RECORDS SUPPLIED.
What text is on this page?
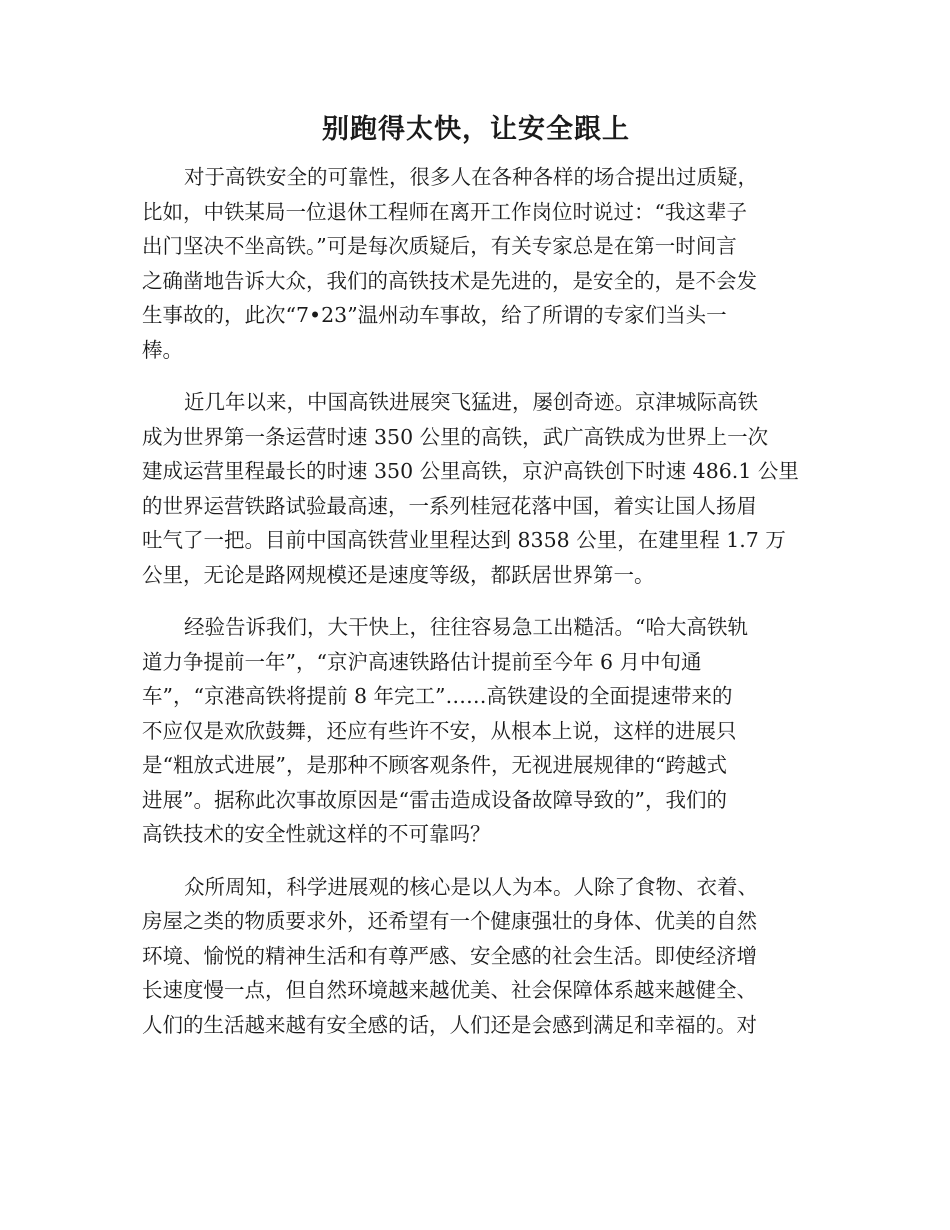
别跑得太快，让安全跟上

对于高铁安全的可靠性，很多人在各种各样的场合提出过质疑，
比如，中铁某局一位退休工程师在离开工作岗位时说过：“我这辈子
出门坚决不坐高铁。”可是每次质疑后，有关专家总是在第一时间言
之确凿地告诉大众，我们的高铁技术是先进的，是安全的，是不会发
生事故的，此次“7•23”温州动车事故，给了所谓的专家们当头一
棒。

近几年以来，中国高铁进展突飞猛进，屡创奇迹。京津城际高铁
成为世界第一条运营时速 350 公里的高铁，武广高铁成为世界上一次
建成运营里程最长的时速 350 公里高铁，京沪高铁创下时速 486.1 公里
的世界运营铁路试验最高速，一系列桂冠花落中国，着实让国人扬眉
吐气了一把。目前中国高铁营业里程达到 8358 公里，在建里程 1.7 万
公里，无论是路网规模还是速度等级，都跃居世界第一。

经验告诉我们，大干快上，往往容易急工出糙活。“哈大高铁轨
道力争提前一年”，“京沪高速铁路估计提前至今年 6 月中旬通
车”，“京港高铁将提前 8 年完工”……高铁建设的全面提速带来的
不应仅是欢欣鼓舞，还应有些许不安，从根本上说，这样的进展只
是“粗放式进展”，是那种不顾客观条件，无视进展规律的“跨越式
进展”。据称此次事故原因是“雷击造成设备故障导致的”，我们的
高铁技术的安全性就这样的不可靠吗？

众所周知，科学进展观的核心是以人为本。人除了食物、衣着、
房屋之类的物质要求外，还希望有一个健康强壮的身体、优美的自然
环境、愉悦的精神生活和有尊严感、安全感的社会生活。即使经济增
长速度慢一点，但自然环境越来越优美、社会保障体系越来越健全、
人们的生活越来越有安全感的话，人们还是会感到满足和幸福的。对
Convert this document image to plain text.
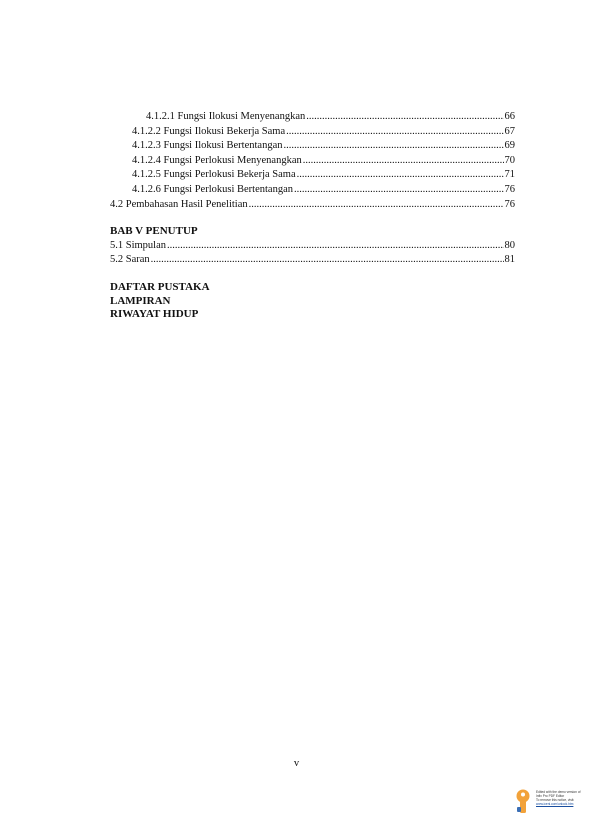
4.1.2.1 Fungsi Ilokusi Menyenangkan .....	66
4.1.2.2 Fungsi Ilokusi Bekerja Sama .....	67
4.1.2.3 Fungsi Ilokusi Bertentangan .....	69
4.1.2.4 Fungsi Perlokusi Menyenangkan .....	70
4.1.2.5 Fungsi Perlokusi Bekerja Sama .....	71
4.1.2.6 Fungsi Perlokusi Bertentangan .....	76
4.2 Pembahasan Hasil Penelitian .....	76
BAB V PENUTUP
5.1 Simpulan .....	80
5.2 Saran .....	81
DAFTAR PUSTAKA
LAMPIRAN
RIWAYAT HIDUP
v
Edited with the demo version of
Infix Pro PDF Editor
To remove this notice, visit:
www.iceni.com/unlock.htm
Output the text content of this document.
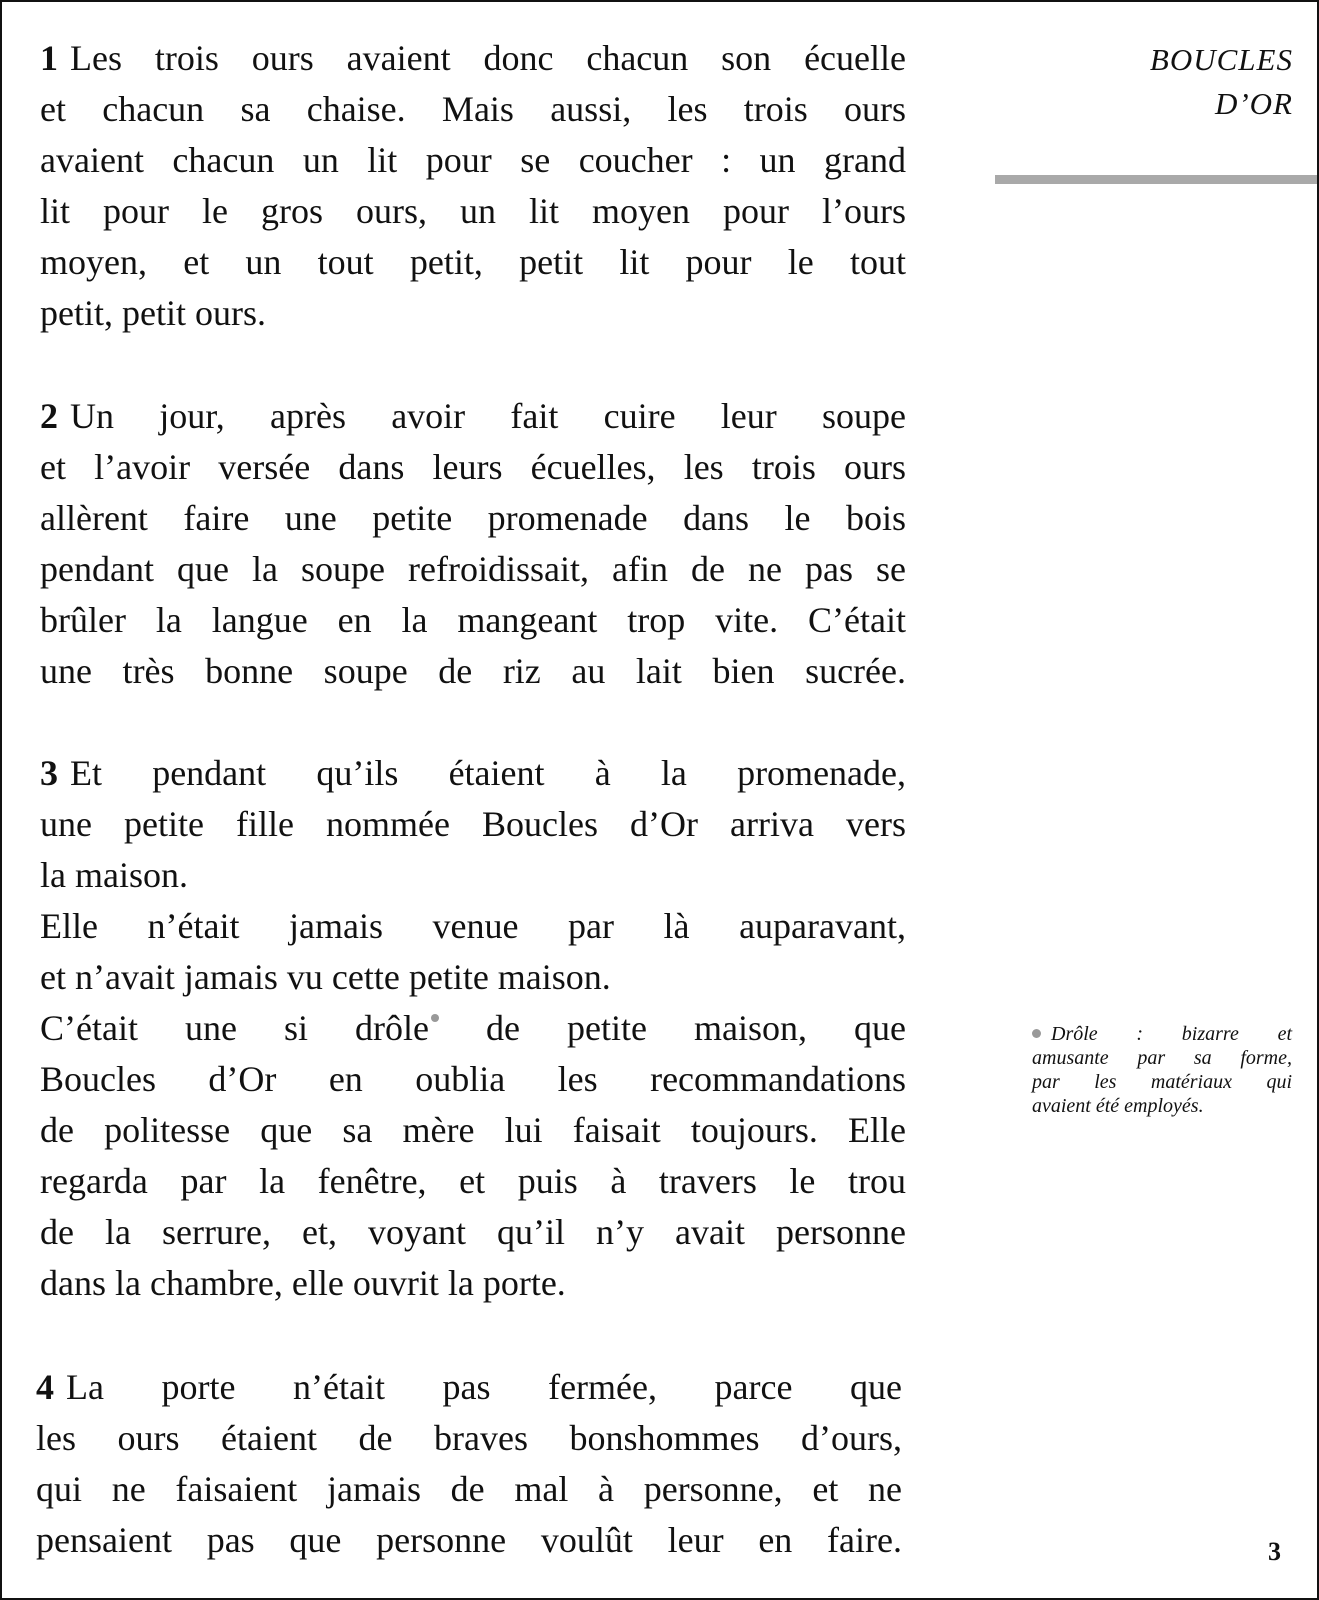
BOUCLES
D’OR
1 Les trois ours avaient donc chacun son écuelle
et chacun sa chaise. Mais aussi, les trois ours
avaient chacun un lit pour se coucher : un grand
lit pour le gros ours, un lit moyen pour l’ours
moyen, et un tout petit, petit lit pour le tout
petit, petit ours.
2 Un jour, après avoir fait cuire leur soupe
et l’avoir versée dans leurs écuelles, les trois ours
allèrent faire une petite promenade dans le bois
pendant que la soupe refroidissait, afin de ne pas se
brûler la langue en la mangeant trop vite. C’était
une très bonne soupe de riz au lait bien sucrée.
3 Et pendant qu’ils étaient à la promenade,
une petite fille nommée Boucles d’Or arriva vers
la maison.
Elle n’était jamais venue par là auparavant,
et n’avait jamais vu cette petite maison.
C’était une si drôle de petite maison, que
Boucles d’Or en oublia les recommandations
de politesse que sa mère lui faisait toujours. Elle
regarda par la fenêtre, et puis à travers le trou
de la serrure, et, voyant qu’il n’y avait personne
dans la chambre, elle ouvrit la porte.
4 La porte n’était pas fermée, parce que
les ours étaient de braves bonshommes d’ours,
qui ne faisaient jamais de mal à personne, et ne
pensaient pas que personne voulût leur en faire.
Drôle : bizarre et
amusante par sa forme,
par les matériaux qui
avaient été employés.
3
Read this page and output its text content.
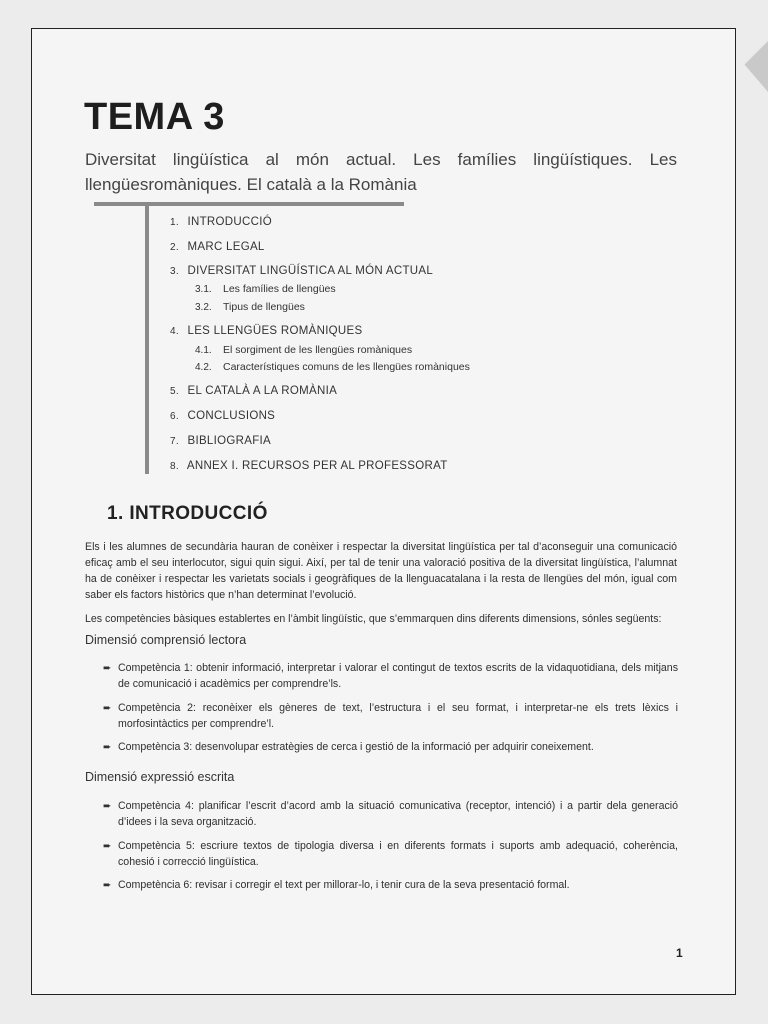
TEMA 3

Diversitat lingüística al món actual. Les famílies lingüístiques. Les llengüesromàniques. El català a la Romània

1. INTRODUCCIÓ
2. MARC LEGAL
3. DIVERSITAT LINGÜÍSTICA AL MÓN ACTUAL
3.1. Les famílies de llengües
3.2. Tipus de llengües
4. LES LLENGÜES ROMÀNIQUES
4.1. El sorgiment de les llengües romàniques
4.2. Característiques comuns de les llengües romàniques
5. EL CATALÀ A LA ROMÀNIA
6. CONCLUSIONS
7. BIBLIOGRAFIA
8. ANNEX I. RECURSOS PER AL PROFESSORAT
1. INTRODUCCIÓ

Els i les alumnes de secundària hauran de conèixer i respectar la diversitat lingüística per tal d’aconseguir una comunicació eficaç amb el seu interlocutor, sigui quin sigui. Així, per tal de tenir una valoració positiva de la diversitat lingüística, l’alumnat ha de conèixer i respectar les varietats socials i geogràfiques de la llenguacatalana i la resta de llengües del món, igual com saber els factors històrics que n’han determinat l’evolució.

Les competències bàsiques establertes en l’àmbit lingüístic, que s’emmarquen dins diferents dimensions, sónles següents:

Dimensió comprensió lectora

➨ Competència 1: obtenir informació, interpretar i valorar el contingut de textos escrits de la vidaquotidiana, dels mitjans de comunicació i acadèmics per comprendre’ls.
➨ Competència 2: reconèixer els gèneres de text, l’estructura i el seu format, i interpretar-ne els trets lèxics i morfosintàctics per comprendre’l.
➨ Competència 3: desenvolupar estratègies de cerca i gestió de la informació per adquirir coneixement.

Dimensió expressió escrita

➨ Competència 4: planificar l’escrit d’acord amb la situació comunicativa (receptor, intenció) i a partir dela generació d’idees i la seva organització.
➨ Competència 5: escriure textos de tipologia diversa i en diferents formats i suports amb adequació, coherència, cohesió i correcció lingüística.
➨ Competència 6: revisar i corregir el text per millorar-lo, i tenir cura de la seva presentació formal.
1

EXERCISE OBJECTIVE.
Collect, from the material above, every line containing the word "faire".

ANSWER BELOW.
allèrent faire une petite promenade dans le bois
pensaient pas que personne voulût leur en faire.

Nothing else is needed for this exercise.